■ The exercise:
Exactly as they appear, output all of the entries.

***

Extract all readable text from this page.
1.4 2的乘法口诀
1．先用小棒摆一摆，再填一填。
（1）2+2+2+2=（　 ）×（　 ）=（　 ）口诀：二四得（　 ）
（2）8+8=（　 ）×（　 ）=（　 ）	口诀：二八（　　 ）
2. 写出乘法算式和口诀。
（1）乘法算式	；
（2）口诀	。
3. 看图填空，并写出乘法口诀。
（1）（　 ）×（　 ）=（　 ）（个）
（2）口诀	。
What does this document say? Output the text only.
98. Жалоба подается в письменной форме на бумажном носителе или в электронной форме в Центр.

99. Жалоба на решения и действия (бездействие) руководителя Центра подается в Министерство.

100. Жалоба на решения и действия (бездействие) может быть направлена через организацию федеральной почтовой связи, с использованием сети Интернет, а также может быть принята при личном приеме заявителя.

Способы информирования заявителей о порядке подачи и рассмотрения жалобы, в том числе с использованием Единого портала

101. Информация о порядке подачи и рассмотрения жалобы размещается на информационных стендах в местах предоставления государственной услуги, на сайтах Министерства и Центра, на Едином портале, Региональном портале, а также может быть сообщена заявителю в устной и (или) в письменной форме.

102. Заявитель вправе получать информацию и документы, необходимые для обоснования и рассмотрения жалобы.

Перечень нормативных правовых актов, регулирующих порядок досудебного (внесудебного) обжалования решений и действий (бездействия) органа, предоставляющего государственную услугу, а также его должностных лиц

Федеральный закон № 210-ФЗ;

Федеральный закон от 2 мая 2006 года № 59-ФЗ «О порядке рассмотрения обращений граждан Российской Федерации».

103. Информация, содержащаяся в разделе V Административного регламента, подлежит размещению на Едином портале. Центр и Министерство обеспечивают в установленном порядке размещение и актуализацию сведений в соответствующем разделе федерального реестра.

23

***

■ Solution below:
Extract all readable text from this page.
1.4 2的乘法口诀
1．先用小棒摆一摆，再填一填。
（1）2+2+2+2=（　 ）×（　 ）=（　 ）口诀：二四得（　 ）
（2）8+8=（　 ）×（　 ）=（　 ）	口诀：二八（　　 ）
2. 写出乘法算式和口诀。
（1）乘法算式	；
（2）口诀	。
3. 看图填空，并写出乘法口诀。
（1）（　 ）×（　 ）=（　 ）（个）
（2）口诀	。
What does this document say? Output the text only.
98. Жалоба подается в письменной форме на бумажном носителе или в электронной форме в Центр.

99. Жалоба на решения и действия (бездействие) руководителя Центра подается в Министерство.

100. Жалоба на решения и действия (бездействие) может быть направлена через организацию федеральной почтовой связи, с использованием сети Интернет, а также может быть принята при личном приеме заявителя.

Способы информирования заявителей о порядке подачи и рассмотрения жалобы, в том числе с использованием Единого портала

101. Информация о порядке подачи и рассмотрения жалобы размещается на информационных стендах в местах предоставления государственной услуги, на сайтах Министерства и Центра, на Едином портале, Региональном портале, а также может быть сообщена заявителю в устной и (или) в письменной форме.

102. Заявитель вправе получать информацию и документы, необходимые для обоснования и рассмотрения жалобы.

Перечень нормативных правовых актов, регулирующих порядок досудебного (внесудебного) обжалования решений и действий (бездействия) органа, предоставляющего государственную услугу, а также его должностных лиц

Федеральный закон № 210-ФЗ;

Федеральный закон от 2 мая 2006 года № 59-ФЗ «О порядке рассмотрения обращений граждан Российской Федерации».

103. Информация, содержащаяся в разделе V Административного регламента, подлежит размещению на Едином портале. Центр и Министерство обеспечивают в установленном порядке размещение и актуализацию сведений в соответствующем разделе федерального реестра.

23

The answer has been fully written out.